Aim of the task:
Return the passage of the text on alkene arylation starting with "New synthesis processes" and going on through "of unactivated alkenes.", copied word for word.

For organic synthesis, i.e. for the production of carbon-based compounds, it is important to develop synthesis processes by which the desired product can be obtained in good yield. At the same time, the processes should be sustainable: for example, they should use environmentally friendly and readily available reagents, generate little waste and consume little energy.
New synthesis processes that meet these criteria can serve as a springboard for innovations - from medicinal chemistry to materials science. One example are so-called transition metal-catalyzed cross-coupling reactions. In this field, a research team led by chemistry professors Frank Glorius (University of Münster, Germany) and Kendall N. Houk (University of California, Los Angeles) has now solved a problem that had been considered a challenge for years: the catalytic carbon-hydrogen (C-H) arylation of unactivated alkenes.
To do so, they employed a system of three catalysts. The study was published in the inaugural issue of the newly established journal Nature Synthesis.
Unactivated (inert) alkenes are known as starting materials for reaction processes because of their ready availability. By means of arylation, i.e. the insertion of an aryl group, the properties of the compound can be specifically modified. In the current work, the researchers have succeeded in inserting a special functional group - an aryl group - directly via catalysis, without multi-step synthesis.

Dataset content:
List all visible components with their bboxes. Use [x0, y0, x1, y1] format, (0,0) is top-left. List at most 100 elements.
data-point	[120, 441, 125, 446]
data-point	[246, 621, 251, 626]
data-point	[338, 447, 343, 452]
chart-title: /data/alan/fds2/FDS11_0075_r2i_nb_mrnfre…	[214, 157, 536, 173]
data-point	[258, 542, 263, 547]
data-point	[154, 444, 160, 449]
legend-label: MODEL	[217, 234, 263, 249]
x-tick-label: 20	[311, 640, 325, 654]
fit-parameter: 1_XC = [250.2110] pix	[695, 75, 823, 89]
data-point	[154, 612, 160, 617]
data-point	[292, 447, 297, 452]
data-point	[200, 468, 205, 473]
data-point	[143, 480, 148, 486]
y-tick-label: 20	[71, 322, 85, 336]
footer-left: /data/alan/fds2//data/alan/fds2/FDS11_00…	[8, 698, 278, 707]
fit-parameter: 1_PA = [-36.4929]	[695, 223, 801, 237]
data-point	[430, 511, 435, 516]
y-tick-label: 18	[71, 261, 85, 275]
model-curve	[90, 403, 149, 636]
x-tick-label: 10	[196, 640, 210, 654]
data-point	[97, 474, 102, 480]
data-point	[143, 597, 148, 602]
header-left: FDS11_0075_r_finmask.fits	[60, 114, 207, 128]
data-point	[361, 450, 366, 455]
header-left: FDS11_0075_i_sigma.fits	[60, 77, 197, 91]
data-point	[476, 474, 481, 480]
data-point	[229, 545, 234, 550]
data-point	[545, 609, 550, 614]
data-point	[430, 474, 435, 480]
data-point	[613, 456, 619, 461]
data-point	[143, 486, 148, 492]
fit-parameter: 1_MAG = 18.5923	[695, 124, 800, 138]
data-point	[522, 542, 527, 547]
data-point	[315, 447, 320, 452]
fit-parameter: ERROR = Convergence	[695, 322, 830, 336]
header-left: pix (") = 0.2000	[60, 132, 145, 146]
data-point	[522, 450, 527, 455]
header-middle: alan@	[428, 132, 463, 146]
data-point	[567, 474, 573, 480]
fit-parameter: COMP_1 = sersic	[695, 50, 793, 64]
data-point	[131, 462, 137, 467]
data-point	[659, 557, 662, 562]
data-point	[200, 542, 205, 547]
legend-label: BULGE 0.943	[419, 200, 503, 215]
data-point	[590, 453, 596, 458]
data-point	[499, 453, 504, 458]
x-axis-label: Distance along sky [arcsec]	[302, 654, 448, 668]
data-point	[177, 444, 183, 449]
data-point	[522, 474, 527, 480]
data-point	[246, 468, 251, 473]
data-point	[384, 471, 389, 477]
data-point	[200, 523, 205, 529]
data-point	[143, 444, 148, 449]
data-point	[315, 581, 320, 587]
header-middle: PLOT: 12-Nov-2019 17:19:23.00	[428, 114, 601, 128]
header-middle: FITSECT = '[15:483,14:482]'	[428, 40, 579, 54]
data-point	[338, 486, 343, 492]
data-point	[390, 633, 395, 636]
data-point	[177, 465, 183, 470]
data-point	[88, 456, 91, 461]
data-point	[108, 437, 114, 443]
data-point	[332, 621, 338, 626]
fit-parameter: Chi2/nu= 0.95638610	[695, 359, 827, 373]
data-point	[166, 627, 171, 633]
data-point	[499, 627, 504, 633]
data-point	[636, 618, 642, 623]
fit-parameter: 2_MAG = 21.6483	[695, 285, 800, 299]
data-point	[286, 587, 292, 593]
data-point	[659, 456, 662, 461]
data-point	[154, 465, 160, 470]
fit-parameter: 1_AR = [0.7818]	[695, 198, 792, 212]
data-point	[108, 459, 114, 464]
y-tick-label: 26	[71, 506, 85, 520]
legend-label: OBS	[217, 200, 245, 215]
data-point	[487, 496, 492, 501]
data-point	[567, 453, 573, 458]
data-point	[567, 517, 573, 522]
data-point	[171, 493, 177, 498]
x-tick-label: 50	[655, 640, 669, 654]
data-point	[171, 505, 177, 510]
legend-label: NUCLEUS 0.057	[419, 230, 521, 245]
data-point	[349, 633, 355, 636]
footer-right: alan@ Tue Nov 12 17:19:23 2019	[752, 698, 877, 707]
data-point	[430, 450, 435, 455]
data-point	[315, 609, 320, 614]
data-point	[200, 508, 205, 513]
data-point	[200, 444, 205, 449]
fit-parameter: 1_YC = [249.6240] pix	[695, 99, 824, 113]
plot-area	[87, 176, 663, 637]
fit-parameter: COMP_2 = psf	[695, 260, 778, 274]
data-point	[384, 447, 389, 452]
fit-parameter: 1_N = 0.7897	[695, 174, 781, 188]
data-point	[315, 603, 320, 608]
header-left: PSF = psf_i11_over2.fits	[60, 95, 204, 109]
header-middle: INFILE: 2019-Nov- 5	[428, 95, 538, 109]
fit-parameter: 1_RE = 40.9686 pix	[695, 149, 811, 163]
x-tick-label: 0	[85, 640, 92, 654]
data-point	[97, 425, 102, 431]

Solution for this problem:
New synthesis processes that meet these criteria can serve as a springboard for innovations - from medicinal chemistry to materials science. One example are so-called transition metal-catalyzed cross-coupling reactions. In this field, a research team led by chemistry professors Frank Glorius (University of Münster, Germany) and Kendall N. Houk (University of California, Los Angeles) has now solved a problem that had been considered a challenge for years: the catalytic carbon-hydrogen (C-H) arylation of unactivated alkenes.